SOURCE MATERIAL:
::::::::::
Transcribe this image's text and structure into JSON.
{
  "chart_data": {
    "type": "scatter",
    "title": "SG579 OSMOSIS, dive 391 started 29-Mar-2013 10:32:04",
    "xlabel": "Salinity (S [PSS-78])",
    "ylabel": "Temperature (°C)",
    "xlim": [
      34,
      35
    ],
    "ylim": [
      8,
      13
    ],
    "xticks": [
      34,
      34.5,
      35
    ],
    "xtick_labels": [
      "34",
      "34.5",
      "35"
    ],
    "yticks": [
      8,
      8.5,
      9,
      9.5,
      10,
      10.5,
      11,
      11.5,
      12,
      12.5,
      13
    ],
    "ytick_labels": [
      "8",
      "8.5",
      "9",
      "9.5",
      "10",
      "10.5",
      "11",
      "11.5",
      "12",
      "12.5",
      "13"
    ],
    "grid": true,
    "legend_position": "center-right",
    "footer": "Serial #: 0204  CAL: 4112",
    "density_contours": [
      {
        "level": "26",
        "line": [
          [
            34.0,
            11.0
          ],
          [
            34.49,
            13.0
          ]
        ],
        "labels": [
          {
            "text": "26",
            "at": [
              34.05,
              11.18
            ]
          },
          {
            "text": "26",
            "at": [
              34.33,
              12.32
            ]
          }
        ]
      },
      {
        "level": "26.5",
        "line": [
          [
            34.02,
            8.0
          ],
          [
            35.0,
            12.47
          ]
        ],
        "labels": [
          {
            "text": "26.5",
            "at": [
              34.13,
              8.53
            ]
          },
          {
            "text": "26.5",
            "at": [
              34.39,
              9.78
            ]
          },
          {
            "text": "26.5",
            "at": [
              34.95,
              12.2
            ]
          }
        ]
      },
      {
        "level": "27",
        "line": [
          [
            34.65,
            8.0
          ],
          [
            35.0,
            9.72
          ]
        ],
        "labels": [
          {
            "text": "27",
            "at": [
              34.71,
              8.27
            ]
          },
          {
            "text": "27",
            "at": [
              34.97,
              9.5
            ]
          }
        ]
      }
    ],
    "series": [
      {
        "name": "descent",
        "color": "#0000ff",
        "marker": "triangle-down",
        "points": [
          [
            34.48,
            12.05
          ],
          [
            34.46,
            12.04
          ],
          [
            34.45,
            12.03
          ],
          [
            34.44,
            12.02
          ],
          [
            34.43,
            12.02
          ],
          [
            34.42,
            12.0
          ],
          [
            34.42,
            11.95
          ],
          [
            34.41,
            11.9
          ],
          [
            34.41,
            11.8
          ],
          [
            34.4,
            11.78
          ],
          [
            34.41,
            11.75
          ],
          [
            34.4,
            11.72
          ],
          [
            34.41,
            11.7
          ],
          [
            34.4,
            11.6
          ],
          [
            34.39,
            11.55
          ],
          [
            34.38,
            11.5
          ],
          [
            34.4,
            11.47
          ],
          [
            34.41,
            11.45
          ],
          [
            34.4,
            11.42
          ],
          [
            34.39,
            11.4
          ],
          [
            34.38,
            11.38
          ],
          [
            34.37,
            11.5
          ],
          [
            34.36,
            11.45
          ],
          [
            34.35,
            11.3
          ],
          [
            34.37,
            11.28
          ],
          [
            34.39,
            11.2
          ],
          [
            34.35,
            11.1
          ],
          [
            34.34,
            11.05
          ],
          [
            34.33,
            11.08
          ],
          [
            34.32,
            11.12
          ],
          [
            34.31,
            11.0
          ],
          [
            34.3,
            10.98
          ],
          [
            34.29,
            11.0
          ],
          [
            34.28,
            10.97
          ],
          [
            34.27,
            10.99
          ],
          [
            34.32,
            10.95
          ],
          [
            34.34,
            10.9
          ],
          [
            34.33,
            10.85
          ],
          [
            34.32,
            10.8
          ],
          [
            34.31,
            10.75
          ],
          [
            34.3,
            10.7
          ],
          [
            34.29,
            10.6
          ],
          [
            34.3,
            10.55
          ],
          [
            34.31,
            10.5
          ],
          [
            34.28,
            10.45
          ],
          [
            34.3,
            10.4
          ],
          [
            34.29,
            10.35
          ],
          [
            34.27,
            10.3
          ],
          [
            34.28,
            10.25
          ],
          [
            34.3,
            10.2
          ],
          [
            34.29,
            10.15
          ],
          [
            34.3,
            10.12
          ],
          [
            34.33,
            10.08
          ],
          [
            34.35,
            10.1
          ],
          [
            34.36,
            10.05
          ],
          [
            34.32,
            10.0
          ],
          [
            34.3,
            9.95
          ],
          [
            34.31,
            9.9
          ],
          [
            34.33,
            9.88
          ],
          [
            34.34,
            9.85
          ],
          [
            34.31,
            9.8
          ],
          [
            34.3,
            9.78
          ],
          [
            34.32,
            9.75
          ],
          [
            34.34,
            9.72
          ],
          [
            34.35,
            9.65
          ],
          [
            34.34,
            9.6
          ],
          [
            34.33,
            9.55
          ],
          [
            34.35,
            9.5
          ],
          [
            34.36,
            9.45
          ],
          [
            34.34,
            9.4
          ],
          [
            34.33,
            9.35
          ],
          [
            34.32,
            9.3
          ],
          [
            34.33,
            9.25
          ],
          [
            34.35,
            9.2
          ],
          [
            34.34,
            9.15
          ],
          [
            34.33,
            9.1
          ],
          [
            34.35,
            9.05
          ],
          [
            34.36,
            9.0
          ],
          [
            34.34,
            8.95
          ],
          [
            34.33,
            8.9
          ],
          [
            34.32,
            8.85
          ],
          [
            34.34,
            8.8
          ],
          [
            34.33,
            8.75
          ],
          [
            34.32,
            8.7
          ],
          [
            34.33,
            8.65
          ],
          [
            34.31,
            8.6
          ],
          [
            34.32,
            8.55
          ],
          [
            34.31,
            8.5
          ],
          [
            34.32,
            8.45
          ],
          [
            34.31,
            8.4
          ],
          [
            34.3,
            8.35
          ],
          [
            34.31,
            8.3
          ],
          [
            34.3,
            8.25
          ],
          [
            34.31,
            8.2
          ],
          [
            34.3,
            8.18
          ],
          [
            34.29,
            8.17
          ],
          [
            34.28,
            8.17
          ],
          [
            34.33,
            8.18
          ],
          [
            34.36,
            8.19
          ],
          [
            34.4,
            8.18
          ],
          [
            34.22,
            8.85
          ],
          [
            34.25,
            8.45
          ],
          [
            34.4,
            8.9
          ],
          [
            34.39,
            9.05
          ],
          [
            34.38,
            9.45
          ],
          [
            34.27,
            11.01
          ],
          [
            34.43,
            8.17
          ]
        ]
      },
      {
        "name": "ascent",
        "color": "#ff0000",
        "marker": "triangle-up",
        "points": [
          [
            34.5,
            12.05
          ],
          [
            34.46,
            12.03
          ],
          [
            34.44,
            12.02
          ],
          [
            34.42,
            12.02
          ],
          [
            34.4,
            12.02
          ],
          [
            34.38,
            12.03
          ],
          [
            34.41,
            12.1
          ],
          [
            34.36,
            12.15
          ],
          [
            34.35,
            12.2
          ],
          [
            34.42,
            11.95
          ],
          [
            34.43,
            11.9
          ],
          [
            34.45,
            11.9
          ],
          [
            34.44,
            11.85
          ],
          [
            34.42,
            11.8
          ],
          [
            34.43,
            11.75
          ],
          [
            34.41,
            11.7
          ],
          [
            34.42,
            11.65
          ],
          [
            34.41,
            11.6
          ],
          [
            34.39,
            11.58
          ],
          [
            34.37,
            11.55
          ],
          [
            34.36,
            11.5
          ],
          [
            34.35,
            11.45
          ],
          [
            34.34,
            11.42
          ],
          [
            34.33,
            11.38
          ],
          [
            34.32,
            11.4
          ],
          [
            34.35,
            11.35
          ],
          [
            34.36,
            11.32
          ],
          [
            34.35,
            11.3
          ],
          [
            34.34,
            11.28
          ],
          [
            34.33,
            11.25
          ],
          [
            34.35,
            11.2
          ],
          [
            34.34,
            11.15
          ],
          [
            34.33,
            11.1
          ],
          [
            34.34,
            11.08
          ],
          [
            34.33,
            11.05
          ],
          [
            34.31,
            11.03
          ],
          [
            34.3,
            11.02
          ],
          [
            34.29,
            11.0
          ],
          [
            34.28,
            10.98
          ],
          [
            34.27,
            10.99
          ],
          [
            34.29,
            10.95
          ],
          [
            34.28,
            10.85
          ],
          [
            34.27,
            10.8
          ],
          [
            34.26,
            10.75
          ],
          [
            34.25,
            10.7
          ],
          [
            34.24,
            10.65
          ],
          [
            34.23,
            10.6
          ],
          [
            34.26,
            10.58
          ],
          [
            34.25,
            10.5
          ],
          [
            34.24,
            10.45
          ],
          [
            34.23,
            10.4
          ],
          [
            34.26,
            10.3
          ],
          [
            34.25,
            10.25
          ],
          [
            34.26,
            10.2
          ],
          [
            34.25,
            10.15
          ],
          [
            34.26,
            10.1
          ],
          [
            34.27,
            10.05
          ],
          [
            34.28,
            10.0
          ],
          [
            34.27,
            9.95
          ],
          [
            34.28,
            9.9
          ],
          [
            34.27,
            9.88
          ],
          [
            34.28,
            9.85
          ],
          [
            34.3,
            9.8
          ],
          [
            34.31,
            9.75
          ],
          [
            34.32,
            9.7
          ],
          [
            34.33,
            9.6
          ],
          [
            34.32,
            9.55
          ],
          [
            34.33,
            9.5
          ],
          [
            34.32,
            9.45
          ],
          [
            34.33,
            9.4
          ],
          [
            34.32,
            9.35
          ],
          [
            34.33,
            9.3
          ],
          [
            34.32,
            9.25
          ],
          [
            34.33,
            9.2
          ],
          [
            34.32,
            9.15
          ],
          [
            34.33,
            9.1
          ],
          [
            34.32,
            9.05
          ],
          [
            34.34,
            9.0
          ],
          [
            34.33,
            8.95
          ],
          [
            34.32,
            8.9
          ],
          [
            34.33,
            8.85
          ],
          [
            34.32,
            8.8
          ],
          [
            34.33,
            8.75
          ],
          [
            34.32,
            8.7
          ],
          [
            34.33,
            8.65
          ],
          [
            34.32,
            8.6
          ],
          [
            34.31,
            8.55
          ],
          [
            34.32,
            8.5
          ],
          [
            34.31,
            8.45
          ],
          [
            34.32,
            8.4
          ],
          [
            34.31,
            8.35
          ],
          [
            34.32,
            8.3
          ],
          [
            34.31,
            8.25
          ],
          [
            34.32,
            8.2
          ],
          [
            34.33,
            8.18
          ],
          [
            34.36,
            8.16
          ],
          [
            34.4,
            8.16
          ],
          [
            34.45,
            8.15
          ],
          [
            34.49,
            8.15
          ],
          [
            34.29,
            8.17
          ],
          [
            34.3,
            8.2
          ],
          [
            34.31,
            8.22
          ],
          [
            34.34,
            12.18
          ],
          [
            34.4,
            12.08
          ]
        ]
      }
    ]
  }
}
::::::::::
WRITTEN TASK: The string "marker" may appear in lines of the listing above; tally those lines and give the number only.

SOLUTION TO THIS EXERCISE: 2